**TO BE DONE**. Gather every line in the items below that contains the string "boxes". Case counts.

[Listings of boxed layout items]
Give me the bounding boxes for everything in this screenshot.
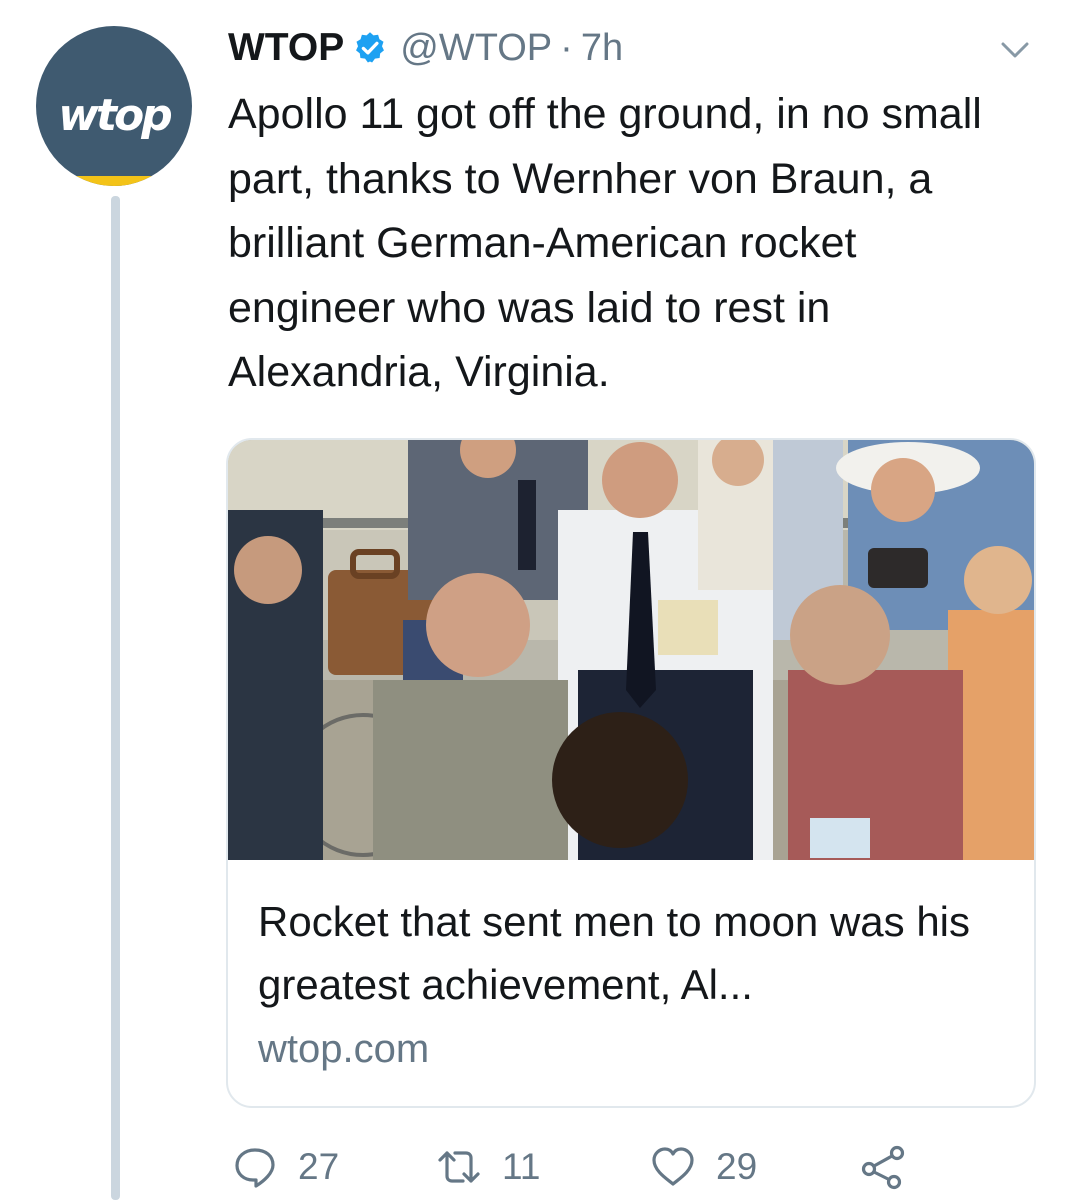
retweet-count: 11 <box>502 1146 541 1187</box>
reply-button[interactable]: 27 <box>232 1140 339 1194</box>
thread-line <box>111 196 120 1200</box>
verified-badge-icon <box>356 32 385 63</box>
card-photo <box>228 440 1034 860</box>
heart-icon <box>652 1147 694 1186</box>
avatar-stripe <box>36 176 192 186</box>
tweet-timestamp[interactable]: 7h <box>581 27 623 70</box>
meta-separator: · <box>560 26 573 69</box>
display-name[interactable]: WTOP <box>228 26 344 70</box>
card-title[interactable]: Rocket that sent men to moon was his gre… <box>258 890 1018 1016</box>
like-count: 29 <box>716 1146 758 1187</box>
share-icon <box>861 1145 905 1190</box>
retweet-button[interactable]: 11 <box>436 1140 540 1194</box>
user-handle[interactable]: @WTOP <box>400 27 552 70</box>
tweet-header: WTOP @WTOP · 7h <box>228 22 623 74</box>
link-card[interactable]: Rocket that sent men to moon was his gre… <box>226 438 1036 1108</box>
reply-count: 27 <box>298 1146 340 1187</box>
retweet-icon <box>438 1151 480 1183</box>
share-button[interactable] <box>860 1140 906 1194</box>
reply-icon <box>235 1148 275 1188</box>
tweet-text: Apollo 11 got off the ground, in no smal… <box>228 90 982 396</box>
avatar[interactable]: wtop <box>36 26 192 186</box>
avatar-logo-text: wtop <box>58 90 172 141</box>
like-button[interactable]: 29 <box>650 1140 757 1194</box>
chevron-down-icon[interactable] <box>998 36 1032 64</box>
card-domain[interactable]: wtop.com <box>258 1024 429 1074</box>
* * *
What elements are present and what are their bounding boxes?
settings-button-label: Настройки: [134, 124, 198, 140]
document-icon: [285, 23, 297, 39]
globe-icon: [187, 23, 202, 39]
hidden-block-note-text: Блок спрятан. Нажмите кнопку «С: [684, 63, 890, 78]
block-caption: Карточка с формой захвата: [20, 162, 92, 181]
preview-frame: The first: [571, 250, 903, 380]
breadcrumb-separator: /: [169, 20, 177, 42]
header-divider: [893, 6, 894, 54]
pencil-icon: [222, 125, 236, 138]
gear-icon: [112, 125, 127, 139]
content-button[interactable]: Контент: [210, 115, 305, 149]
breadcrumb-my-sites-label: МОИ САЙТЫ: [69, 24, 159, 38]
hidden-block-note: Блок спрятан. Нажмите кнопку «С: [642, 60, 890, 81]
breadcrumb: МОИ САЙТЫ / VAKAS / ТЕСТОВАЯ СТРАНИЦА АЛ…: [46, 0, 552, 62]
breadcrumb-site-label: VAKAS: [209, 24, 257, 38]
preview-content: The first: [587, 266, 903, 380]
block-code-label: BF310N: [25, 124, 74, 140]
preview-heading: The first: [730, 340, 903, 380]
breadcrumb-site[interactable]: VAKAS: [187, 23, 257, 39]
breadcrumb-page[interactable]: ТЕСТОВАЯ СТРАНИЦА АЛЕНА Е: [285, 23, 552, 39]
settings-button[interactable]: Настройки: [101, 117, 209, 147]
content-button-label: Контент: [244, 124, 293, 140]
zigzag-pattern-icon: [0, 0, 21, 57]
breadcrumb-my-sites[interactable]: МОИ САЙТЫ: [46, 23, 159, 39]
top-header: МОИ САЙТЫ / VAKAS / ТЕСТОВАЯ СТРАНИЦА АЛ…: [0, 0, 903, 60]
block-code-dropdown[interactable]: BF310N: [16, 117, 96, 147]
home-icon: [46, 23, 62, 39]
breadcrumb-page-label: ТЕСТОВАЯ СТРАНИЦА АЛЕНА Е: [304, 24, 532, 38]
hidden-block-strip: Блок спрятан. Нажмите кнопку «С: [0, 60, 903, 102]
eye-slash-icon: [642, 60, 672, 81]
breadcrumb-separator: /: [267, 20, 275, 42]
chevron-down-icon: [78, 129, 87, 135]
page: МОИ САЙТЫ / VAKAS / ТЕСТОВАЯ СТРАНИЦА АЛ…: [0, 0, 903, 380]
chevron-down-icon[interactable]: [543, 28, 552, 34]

**WORKED ANSWER**.
Give me the bounding boxes for everything in this screenshot.
What elements are present and what are their bounding boxes?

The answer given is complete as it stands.